* _INSTRUCTION_: Here are some entries; quote each one exactly.
____ LISTED ENTRIES
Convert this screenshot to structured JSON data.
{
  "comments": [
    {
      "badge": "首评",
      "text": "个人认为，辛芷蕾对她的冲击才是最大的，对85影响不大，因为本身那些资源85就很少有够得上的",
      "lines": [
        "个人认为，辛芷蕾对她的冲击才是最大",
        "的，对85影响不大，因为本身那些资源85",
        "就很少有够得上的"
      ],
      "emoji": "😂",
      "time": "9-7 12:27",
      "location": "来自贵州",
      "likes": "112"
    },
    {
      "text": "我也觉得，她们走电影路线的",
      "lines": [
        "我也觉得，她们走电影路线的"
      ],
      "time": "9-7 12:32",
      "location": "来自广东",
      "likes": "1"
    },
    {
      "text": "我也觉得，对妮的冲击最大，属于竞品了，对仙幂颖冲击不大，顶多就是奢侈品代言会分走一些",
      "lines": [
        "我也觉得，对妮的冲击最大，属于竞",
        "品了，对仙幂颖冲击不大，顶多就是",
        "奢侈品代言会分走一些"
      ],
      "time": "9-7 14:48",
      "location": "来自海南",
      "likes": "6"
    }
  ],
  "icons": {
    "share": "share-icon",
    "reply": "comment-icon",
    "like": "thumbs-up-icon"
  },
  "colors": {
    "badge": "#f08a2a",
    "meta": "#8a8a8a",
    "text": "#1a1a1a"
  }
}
________
* _FINISHED TASK_:
Convert this screenshot to structured JSON data.
{
  "comments": [
    {
      "badge": "首评",
      "text": "个人认为，辛芷蕾对她的冲击才是最大的，对85影响不大，因为本身那些资源85就很少有够得上的",
      "lines": [
        "个人认为，辛芷蕾对她的冲击才是最大",
        "的，对85影响不大，因为本身那些资源85",
        "就很少有够得上的"
      ],
      "emoji": "😂",
      "time": "9-7 12:27",
      "location": "来自贵州",
      "likes": "112"
    },
    {
      "text": "我也觉得，她们走电影路线的",
      "lines": [
        "我也觉得，她们走电影路线的"
      ],
      "time": "9-7 12:32",
      "location": "来自广东",
      "likes": "1"
    },
    {
      "text": "我也觉得，对妮的冲击最大，属于竞品了，对仙幂颖冲击不大，顶多就是奢侈品代言会分走一些",
      "lines": [
        "我也觉得，对妮的冲击最大，属于竞",
        "品了，对仙幂颖冲击不大，顶多就是",
        "奢侈品代言会分走一些"
      ],
      "time": "9-7 14:48",
      "location": "来自海南",
      "likes": "6"
    }
  ],
  "icons": {
    "share": "share-icon",
    "reply": "comment-icon",
    "like": "thumbs-up-icon"
  },
  "colors": {
    "badge": "#f08a2a",
    "meta": "#8a8a8a",
    "text": "#1a1a1a"
  }
}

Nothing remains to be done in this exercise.